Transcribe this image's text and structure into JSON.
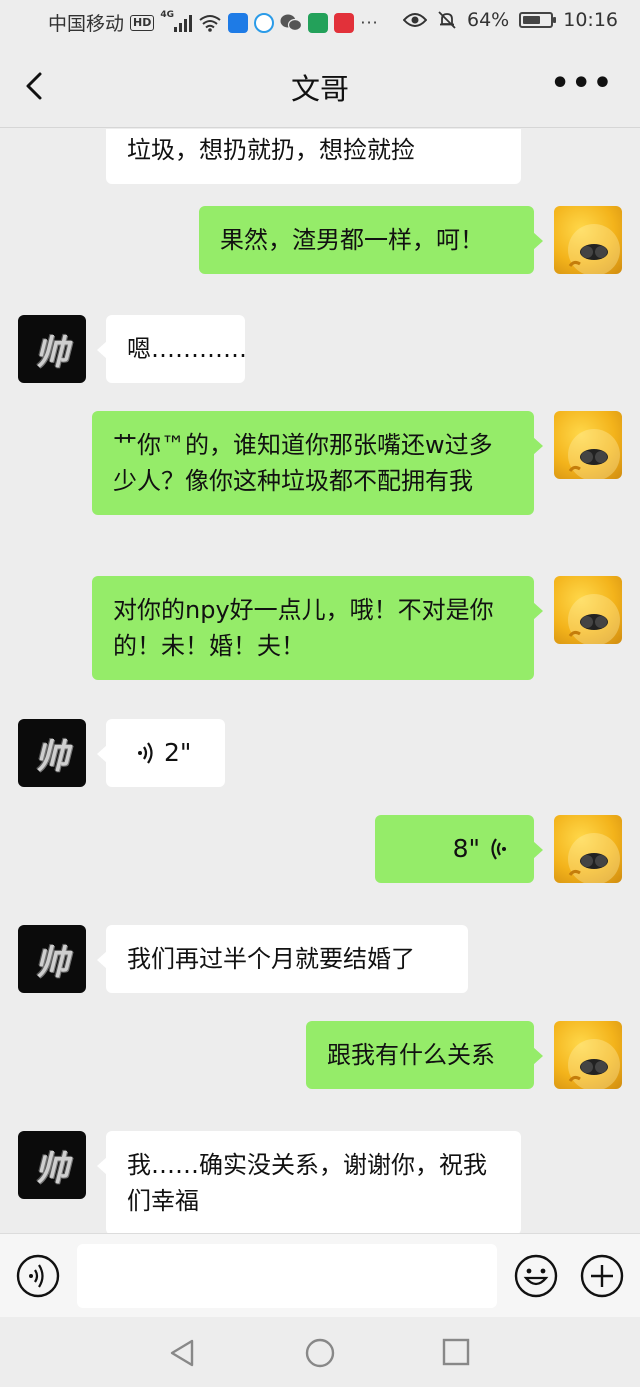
{
  "status_bar": {
    "carrier": "中国移动",
    "hd": "HD",
    "network": "4G",
    "battery": "64%",
    "battery_level": 0.64,
    "time": "10:16",
    "more": "···"
  },
  "nav": {
    "title": "文哥",
    "more": "•••"
  },
  "avatars": {
    "contact_glyph": "帅"
  },
  "messages": [
    {
      "side": "left",
      "type": "text",
      "text": "垃圾，想扔就扔，想捡就捡"
    },
    {
      "side": "right",
      "type": "text",
      "text": "果然，渣男都一样，呵！"
    },
    {
      "side": "left",
      "type": "text",
      "text": "嗯…………"
    },
    {
      "side": "right",
      "type": "text",
      "text": "艹你™的，谁知道你那张嘴还w过多少人？像你这种垃圾都不配拥有我"
    },
    {
      "side": "right",
      "type": "text",
      "text": "对你的npy好一点儿，哦！不对是你的！未！婚！夫！"
    },
    {
      "side": "left",
      "type": "voice",
      "text": "2\""
    },
    {
      "side": "right",
      "type": "voice",
      "text": "8\""
    },
    {
      "side": "left",
      "type": "text",
      "text": "我们再过半个月就要结婚了"
    },
    {
      "side": "right",
      "type": "text",
      "text": "跟我有什么关系"
    },
    {
      "side": "left",
      "type": "text",
      "text": "我……确实没关系，谢谢你，祝我们幸福"
    }
  ],
  "input_bar": {
    "placeholder": ""
  },
  "colors": {
    "background": "#ededed",
    "bubble_green": "#95ec69",
    "bubble_white": "#ffffff"
  }
}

◆ ◆ ◆ ◆ ◆ ◆ ◆

### GOAL
The records above should be reproduced exactly, with no pictures included.

### EXERCISE ANSWER
Transcribe this image's text and structure into JSON.
{
  "status_bar": {
    "carrier": "中国移动",
    "hd": "HD",
    "network": "4G",
    "battery": "64%",
    "battery_level": 0.64,
    "time": "10:16",
    "more": "···"
  },
  "nav": {
    "title": "文哥",
    "more": "•••"
  },
  "avatars": {
    "contact_glyph": "帅"
  },
  "messages": [
    {
      "side": "left",
      "type": "text",
      "text": "垃圾，想扔就扔，想捡就捡"
    },
    {
      "side": "right",
      "type": "text",
      "text": "果然，渣男都一样，呵！"
    },
    {
      "side": "left",
      "type": "text",
      "text": "嗯…………"
    },
    {
      "side": "right",
      "type": "text",
      "text": "艹你™的，谁知道你那张嘴还w过多少人？像你这种垃圾都不配拥有我"
    },
    {
      "side": "right",
      "type": "text",
      "text": "对你的npy好一点儿，哦！不对是你的！未！婚！夫！"
    },
    {
      "side": "left",
      "type": "voice",
      "text": "2\""
    },
    {
      "side": "right",
      "type": "voice",
      "text": "8\""
    },
    {
      "side": "left",
      "type": "text",
      "text": "我们再过半个月就要结婚了"
    },
    {
      "side": "right",
      "type": "text",
      "text": "跟我有什么关系"
    },
    {
      "side": "left",
      "type": "text",
      "text": "我……确实没关系，谢谢你，祝我们幸福"
    }
  ],
  "input_bar": {
    "placeholder": ""
  },
  "colors": {
    "background": "#ededed",
    "bubble_green": "#95ec69",
    "bubble_white": "#ffffff"
  }
}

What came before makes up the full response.